SET TASK: Your task is to copy every line of the records below that contains "Aries".

MATERIAL PROVIDED:
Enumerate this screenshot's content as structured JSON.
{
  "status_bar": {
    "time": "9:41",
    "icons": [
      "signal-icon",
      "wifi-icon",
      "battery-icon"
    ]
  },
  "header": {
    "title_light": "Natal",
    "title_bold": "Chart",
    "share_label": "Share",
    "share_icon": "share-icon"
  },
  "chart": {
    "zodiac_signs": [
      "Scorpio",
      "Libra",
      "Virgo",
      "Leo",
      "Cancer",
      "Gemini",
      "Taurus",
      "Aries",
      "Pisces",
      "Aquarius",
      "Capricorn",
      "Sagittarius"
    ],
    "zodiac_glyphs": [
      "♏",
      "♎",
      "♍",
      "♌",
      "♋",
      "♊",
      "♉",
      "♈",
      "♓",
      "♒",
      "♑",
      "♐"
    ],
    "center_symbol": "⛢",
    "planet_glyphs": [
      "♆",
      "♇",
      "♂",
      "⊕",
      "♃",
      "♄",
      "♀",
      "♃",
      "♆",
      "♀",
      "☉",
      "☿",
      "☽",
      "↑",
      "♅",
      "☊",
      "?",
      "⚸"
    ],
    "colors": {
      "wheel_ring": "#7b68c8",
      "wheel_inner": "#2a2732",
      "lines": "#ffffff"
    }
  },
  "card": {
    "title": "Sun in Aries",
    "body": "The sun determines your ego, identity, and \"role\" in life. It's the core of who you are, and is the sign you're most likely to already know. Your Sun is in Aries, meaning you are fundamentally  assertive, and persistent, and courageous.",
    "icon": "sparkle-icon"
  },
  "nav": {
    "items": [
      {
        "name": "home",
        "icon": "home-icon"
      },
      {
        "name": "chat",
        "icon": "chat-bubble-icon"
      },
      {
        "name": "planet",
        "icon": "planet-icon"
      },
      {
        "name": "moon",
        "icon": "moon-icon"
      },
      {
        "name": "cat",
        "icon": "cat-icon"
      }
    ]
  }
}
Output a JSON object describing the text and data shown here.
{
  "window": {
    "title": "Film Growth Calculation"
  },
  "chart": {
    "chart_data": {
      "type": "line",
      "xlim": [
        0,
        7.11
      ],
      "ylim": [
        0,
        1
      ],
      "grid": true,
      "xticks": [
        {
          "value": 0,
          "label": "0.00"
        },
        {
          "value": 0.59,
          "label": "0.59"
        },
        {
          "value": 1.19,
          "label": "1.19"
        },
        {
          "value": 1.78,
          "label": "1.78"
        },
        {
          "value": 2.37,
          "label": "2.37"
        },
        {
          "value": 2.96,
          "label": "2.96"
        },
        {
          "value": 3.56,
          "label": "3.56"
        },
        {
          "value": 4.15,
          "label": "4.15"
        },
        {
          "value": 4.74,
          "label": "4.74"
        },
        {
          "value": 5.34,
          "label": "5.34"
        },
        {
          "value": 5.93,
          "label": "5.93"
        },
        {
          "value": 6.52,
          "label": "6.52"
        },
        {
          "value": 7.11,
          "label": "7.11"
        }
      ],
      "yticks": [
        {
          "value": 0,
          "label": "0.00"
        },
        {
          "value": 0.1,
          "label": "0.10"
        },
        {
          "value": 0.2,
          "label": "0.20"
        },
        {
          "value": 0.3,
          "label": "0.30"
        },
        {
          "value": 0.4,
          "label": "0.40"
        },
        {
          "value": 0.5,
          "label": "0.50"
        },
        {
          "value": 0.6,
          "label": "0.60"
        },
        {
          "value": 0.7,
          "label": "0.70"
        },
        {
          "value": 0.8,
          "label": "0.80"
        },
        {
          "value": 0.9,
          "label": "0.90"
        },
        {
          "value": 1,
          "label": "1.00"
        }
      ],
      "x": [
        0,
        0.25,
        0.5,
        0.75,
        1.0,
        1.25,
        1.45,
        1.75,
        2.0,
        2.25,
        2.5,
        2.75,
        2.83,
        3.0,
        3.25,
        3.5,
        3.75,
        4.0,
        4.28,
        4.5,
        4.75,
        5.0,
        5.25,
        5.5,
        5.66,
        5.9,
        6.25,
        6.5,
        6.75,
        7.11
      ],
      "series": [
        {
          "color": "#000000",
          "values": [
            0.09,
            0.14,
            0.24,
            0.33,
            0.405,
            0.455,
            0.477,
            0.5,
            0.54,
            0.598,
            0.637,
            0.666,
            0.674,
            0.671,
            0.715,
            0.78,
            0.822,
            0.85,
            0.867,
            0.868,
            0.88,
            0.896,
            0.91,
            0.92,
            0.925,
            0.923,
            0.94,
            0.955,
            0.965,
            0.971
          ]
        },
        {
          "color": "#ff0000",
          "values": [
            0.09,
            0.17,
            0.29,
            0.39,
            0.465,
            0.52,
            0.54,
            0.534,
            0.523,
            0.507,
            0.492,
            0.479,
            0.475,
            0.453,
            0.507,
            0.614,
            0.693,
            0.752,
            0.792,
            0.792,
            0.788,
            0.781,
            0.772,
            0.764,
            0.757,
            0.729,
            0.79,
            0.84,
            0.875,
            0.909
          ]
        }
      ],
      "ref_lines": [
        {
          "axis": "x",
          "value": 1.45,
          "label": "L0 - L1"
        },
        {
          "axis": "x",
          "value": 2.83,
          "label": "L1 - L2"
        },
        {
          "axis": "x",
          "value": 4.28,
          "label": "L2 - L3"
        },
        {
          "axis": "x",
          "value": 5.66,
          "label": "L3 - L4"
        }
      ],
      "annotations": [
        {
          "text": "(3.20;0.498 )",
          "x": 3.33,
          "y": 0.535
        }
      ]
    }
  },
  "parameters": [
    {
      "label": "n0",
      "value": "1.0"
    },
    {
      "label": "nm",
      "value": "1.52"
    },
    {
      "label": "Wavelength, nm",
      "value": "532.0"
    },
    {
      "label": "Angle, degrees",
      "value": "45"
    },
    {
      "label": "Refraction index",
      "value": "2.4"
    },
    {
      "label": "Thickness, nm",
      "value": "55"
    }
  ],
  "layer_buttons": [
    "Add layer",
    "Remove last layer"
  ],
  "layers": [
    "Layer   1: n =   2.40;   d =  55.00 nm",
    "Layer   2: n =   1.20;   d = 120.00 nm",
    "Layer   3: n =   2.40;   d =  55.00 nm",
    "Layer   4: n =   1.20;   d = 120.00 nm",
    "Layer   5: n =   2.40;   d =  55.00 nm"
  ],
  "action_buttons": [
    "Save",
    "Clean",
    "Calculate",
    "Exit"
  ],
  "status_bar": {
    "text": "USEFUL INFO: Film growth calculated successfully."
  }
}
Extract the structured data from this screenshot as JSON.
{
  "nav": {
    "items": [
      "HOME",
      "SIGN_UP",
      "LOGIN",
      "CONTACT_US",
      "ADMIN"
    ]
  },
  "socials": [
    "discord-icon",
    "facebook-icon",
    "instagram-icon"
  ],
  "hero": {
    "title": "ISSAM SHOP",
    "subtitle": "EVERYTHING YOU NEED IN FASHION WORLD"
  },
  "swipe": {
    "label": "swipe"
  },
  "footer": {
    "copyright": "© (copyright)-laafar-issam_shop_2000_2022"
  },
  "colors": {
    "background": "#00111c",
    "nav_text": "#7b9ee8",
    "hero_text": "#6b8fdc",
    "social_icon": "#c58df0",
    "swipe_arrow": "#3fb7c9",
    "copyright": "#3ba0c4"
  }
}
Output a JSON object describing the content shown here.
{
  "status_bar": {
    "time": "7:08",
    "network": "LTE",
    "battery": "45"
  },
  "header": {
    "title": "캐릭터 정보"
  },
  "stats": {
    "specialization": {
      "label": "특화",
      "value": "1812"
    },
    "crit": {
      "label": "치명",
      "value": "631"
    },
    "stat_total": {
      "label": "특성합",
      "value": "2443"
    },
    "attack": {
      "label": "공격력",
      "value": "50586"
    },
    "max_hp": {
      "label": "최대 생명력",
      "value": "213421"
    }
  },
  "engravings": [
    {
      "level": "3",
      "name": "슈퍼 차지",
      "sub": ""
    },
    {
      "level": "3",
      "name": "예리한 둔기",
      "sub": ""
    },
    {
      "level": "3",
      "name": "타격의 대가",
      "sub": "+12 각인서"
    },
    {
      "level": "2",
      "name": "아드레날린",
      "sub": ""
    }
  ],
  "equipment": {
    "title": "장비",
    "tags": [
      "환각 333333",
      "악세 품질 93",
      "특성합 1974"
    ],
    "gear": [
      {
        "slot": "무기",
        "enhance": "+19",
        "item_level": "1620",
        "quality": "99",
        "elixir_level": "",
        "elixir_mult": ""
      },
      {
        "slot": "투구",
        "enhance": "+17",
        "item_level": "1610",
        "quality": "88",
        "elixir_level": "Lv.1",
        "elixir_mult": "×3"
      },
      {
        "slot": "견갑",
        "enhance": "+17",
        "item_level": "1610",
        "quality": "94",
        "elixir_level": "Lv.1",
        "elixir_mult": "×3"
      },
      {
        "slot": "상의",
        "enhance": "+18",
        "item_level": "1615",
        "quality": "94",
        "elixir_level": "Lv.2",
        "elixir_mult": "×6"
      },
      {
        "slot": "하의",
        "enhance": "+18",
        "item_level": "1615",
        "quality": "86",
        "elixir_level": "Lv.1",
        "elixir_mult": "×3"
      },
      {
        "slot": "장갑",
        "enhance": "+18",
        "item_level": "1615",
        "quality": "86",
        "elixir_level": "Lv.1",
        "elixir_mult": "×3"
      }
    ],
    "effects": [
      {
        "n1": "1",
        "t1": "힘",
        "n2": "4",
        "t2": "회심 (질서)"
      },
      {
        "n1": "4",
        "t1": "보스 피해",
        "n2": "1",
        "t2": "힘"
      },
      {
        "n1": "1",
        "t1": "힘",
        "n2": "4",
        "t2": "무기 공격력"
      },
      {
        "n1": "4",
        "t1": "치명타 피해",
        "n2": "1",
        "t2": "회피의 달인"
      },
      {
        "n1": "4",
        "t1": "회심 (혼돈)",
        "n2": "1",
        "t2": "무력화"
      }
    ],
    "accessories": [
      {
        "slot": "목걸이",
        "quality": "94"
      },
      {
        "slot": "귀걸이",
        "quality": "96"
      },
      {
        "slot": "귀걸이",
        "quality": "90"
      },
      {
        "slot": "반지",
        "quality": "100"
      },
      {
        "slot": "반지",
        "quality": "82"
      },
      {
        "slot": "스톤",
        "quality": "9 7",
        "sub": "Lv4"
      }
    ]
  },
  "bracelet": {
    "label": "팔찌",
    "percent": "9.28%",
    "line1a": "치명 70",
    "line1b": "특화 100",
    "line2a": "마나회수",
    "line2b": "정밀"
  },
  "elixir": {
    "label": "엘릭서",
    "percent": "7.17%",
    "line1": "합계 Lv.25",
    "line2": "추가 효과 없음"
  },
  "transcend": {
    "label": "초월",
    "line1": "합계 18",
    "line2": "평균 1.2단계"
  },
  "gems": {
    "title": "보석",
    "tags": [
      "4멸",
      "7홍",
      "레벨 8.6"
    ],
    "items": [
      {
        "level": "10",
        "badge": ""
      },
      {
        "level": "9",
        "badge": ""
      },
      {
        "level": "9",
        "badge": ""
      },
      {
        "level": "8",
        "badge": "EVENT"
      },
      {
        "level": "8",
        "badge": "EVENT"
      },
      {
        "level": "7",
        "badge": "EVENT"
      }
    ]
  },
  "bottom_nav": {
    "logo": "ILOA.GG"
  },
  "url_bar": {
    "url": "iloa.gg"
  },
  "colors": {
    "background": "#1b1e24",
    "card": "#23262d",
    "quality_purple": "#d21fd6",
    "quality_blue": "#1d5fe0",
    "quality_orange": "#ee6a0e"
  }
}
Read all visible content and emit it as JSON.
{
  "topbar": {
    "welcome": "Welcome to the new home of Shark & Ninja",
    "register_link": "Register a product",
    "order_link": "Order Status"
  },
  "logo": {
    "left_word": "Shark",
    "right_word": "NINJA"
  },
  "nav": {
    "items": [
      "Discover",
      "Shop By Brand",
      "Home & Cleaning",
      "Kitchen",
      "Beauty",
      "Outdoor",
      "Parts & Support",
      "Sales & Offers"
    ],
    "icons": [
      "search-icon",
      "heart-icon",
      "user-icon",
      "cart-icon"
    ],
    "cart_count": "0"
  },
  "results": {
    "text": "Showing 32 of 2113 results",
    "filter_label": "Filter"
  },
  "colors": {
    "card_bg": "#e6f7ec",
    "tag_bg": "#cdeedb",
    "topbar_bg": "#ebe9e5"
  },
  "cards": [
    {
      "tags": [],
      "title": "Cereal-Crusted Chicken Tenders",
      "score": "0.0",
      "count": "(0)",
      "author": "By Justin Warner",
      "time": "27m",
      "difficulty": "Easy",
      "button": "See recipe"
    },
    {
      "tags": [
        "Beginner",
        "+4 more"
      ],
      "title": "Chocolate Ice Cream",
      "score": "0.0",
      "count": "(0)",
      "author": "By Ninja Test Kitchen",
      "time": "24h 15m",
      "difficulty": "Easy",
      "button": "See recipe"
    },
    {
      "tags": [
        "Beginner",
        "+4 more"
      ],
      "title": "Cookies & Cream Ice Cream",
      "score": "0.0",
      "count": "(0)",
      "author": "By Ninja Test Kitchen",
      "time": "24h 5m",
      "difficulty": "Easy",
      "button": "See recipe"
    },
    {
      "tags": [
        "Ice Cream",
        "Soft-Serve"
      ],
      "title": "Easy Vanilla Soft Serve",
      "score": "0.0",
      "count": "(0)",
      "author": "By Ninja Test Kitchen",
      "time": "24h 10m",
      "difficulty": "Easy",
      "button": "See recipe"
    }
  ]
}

RESULT:
      "Aries",
    "title": "Sun in Aries",
    "body": "The sun determines your ego, identity, and \"role\" in life. It's the core of who you are, and is the sign you're most likely to already know. Your Sun is in Aries, meaning you are fundamentally  assertive, and persistent, and courageous.",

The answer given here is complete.